Stored dataset items:
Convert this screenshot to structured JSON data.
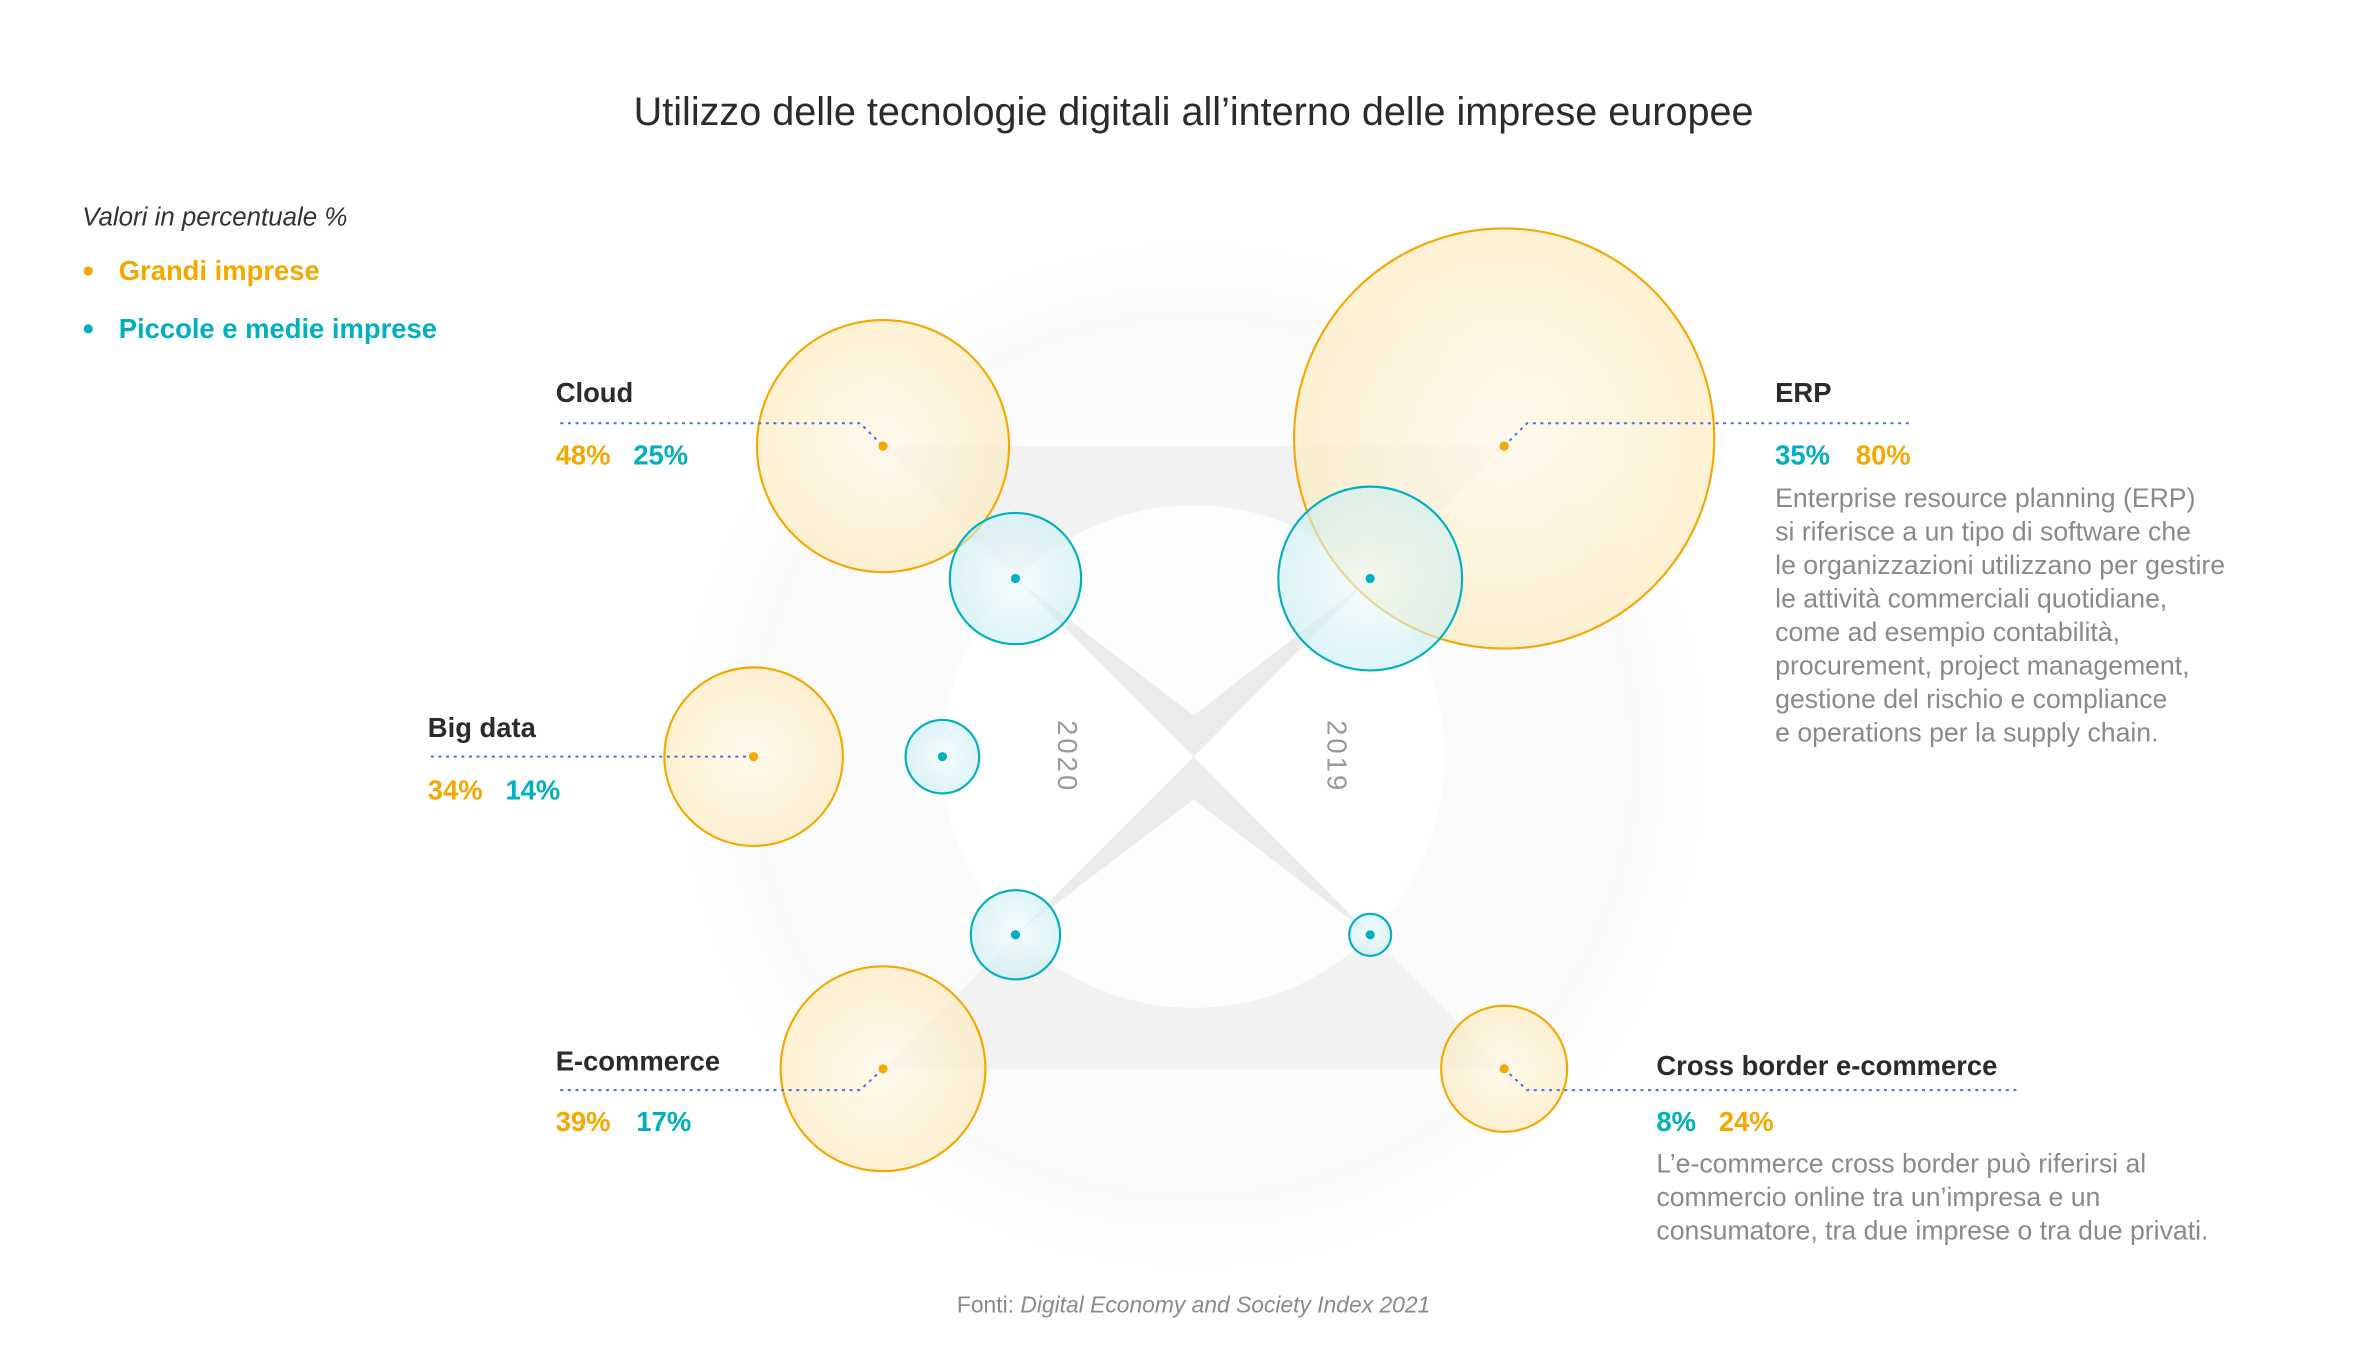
{
  "colors": {
    "large": "#F5A800",
    "sme": "#00AFC0",
    "connector": "#4A6FE0"
  },
  "chart_data": {
    "type": "bubble",
    "title": "Utilizzo delle tecnologie digitali all’interno delle imprese europee",
    "note": "Valori in percentuale %",
    "legend": [
      {
        "name": "Grandi imprese",
        "color": "#F5A800"
      },
      {
        "name": "Piccole e medie imprese",
        "color": "#00AFC0"
      }
    ],
    "years": [
      "2020",
      "2019"
    ],
    "categories": [
      {
        "name": "Cloud",
        "year": "2020",
        "large": 48,
        "sme": 25,
        "large_label": "48%",
        "sme_label": "25%"
      },
      {
        "name": "Big data",
        "year": "2020",
        "large": 34,
        "sme": 14,
        "large_label": "34%",
        "sme_label": "14%"
      },
      {
        "name": "E-commerce",
        "year": "2020",
        "large": 39,
        "sme": 17,
        "large_label": "39%",
        "sme_label": "17%"
      },
      {
        "name": "ERP",
        "year": "2019",
        "large": 80,
        "sme": 35,
        "large_label": "80%",
        "sme_label": "35%",
        "description": [
          "Enterprise resource planning (ERP)",
          "si riferisce a un tipo di software che",
          "le organizzazioni utilizzano per gestire",
          "le attività commerciali quotidiane,",
          "come ad esempio contabilità,",
          "procurement, project management,",
          "gestione del rischio e compliance",
          "e operations per la supply chain."
        ]
      },
      {
        "name": "Cross border e-commerce",
        "year": "2019",
        "large": 24,
        "sme": 8,
        "large_label": "24%",
        "sme_label": "8%",
        "description": [
          "L’e-commerce cross border può riferirsi al",
          "commercio online tra un’impresa e un",
          "consumatore, tra due imprese o tra due privati."
        ]
      }
    ],
    "source_prefix": "Fonti:",
    "source": "Digital Economy and Society Index 2021"
  }
}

- EXERCISE TASK -
Reproduce the material word for word, minus the images.

- FINISHED EXERCISE -
Convert this screenshot to structured JSON data.
{
  "colors": {
    "large": "#F5A800",
    "sme": "#00AFC0",
    "connector": "#4A6FE0"
  },
  "chart_data": {
    "type": "bubble",
    "title": "Utilizzo delle tecnologie digitali all’interno delle imprese europee",
    "note": "Valori in percentuale %",
    "legend": [
      {
        "name": "Grandi imprese",
        "color": "#F5A800"
      },
      {
        "name": "Piccole e medie imprese",
        "color": "#00AFC0"
      }
    ],
    "years": [
      "2020",
      "2019"
    ],
    "categories": [
      {
        "name": "Cloud",
        "year": "2020",
        "large": 48,
        "sme": 25,
        "large_label": "48%",
        "sme_label": "25%"
      },
      {
        "name": "Big data",
        "year": "2020",
        "large": 34,
        "sme": 14,
        "large_label": "34%",
        "sme_label": "14%"
      },
      {
        "name": "E-commerce",
        "year": "2020",
        "large": 39,
        "sme": 17,
        "large_label": "39%",
        "sme_label": "17%"
      },
      {
        "name": "ERP",
        "year": "2019",
        "large": 80,
        "sme": 35,
        "large_label": "80%",
        "sme_label": "35%",
        "description": [
          "Enterprise resource planning (ERP)",
          "si riferisce a un tipo di software che",
          "le organizzazioni utilizzano per gestire",
          "le attività commerciali quotidiane,",
          "come ad esempio contabilità,",
          "procurement, project management,",
          "gestione del rischio e compliance",
          "e operations per la supply chain."
        ]
      },
      {
        "name": "Cross border e-commerce",
        "year": "2019",
        "large": 24,
        "sme": 8,
        "large_label": "24%",
        "sme_label": "8%",
        "description": [
          "L’e-commerce cross border può riferirsi al",
          "commercio online tra un’impresa e un",
          "consumatore, tra due imprese o tra due privati."
        ]
      }
    ],
    "source_prefix": "Fonti:",
    "source": "Digital Economy and Society Index 2021"
  }
}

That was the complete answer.